Data records
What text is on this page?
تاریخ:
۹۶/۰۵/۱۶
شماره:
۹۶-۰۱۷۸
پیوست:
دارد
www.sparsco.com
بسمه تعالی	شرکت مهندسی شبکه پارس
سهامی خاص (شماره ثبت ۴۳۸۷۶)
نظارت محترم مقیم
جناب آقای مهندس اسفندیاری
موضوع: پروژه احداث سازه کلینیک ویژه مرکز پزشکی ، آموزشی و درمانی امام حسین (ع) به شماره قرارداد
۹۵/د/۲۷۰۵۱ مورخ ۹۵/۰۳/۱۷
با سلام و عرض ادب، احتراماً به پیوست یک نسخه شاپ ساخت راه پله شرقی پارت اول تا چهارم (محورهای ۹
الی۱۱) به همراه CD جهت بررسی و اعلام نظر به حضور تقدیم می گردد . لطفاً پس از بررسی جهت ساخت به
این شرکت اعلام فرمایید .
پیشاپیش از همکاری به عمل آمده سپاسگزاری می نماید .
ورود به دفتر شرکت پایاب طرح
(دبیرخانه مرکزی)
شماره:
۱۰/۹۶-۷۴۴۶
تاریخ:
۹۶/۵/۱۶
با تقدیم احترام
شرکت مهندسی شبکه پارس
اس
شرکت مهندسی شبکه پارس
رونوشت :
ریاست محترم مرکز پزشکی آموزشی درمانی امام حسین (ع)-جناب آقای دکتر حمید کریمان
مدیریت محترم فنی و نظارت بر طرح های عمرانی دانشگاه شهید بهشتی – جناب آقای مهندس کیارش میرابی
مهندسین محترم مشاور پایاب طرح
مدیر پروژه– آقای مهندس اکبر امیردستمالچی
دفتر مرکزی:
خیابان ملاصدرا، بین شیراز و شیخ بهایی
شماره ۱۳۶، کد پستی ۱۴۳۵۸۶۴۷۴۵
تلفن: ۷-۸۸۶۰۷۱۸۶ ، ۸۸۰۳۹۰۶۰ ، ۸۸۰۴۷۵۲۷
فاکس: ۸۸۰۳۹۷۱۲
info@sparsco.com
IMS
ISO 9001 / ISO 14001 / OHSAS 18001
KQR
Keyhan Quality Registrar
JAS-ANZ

Exercise requirements:
Every line in the data that holds "ساخت" should be copied out.

Response:
با سلام و عرض ادب، احتراماً به پیوست یک نسخه شاپ ساخت راه پله شرقی پارت اول تا چهارم (محورهای ۹
الی۱۱) به همراه CD جهت بررسی و اعلام نظر به حضور تقدیم می گردد . لطفاً پس از بررسی جهت ساخت به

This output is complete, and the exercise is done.